SUPPLIED ENTRIES:
***

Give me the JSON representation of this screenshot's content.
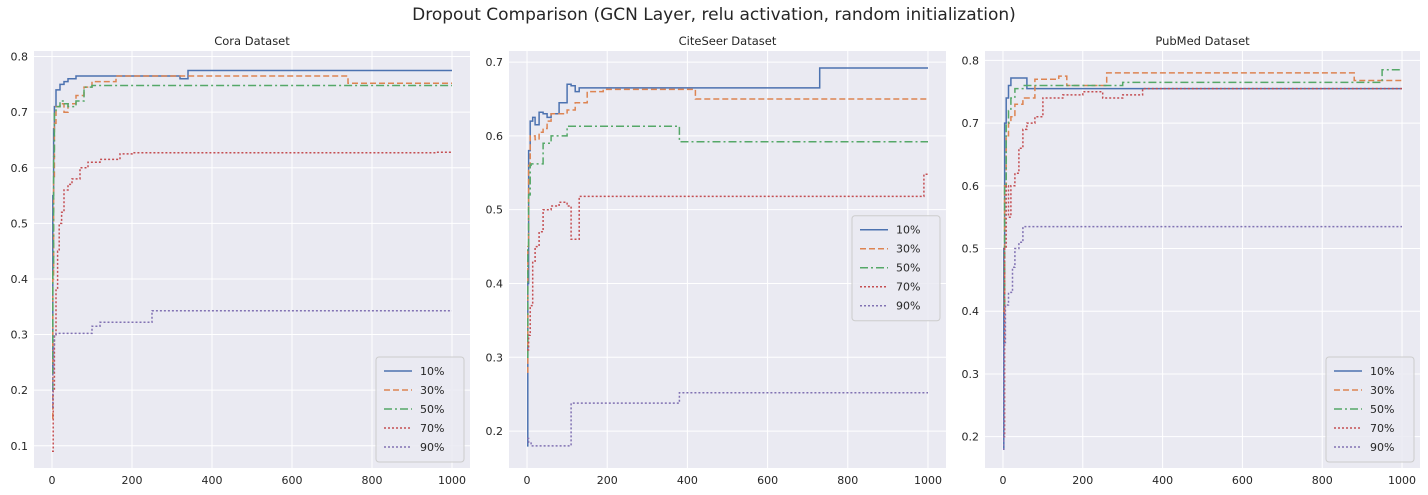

***

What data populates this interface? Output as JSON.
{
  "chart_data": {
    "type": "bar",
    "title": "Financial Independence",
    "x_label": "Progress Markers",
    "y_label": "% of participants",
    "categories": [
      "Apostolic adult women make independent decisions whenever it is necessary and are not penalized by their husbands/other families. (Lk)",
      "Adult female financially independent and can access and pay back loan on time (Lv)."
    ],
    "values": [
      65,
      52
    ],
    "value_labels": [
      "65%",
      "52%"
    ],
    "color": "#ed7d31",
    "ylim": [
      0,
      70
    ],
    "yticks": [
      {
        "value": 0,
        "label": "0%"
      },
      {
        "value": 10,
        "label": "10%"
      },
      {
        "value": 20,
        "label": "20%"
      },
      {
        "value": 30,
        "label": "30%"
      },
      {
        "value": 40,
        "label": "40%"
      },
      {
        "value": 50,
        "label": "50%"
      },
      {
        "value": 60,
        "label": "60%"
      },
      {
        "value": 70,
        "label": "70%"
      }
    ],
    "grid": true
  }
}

***

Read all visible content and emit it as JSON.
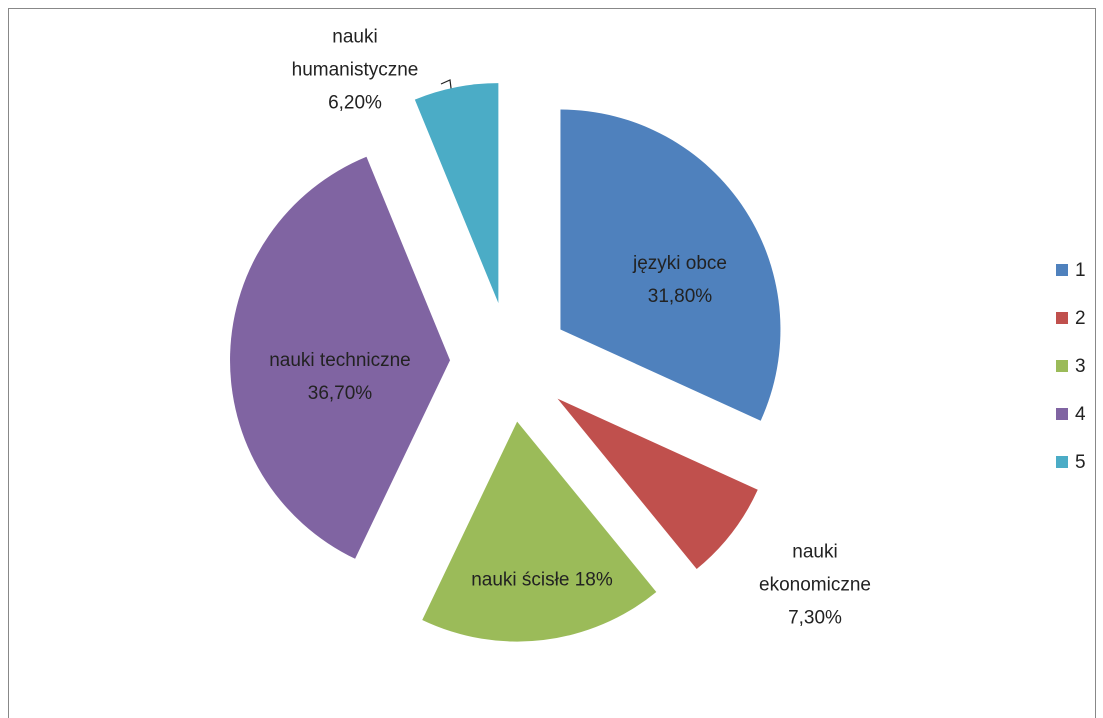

***

AIM: Look through the data above. Find each line with the string "content" and copy it.

SOLUTION BELOW:
Give me the JSON representation of this screenshot's content.
Read all visible content and emit it as JSON.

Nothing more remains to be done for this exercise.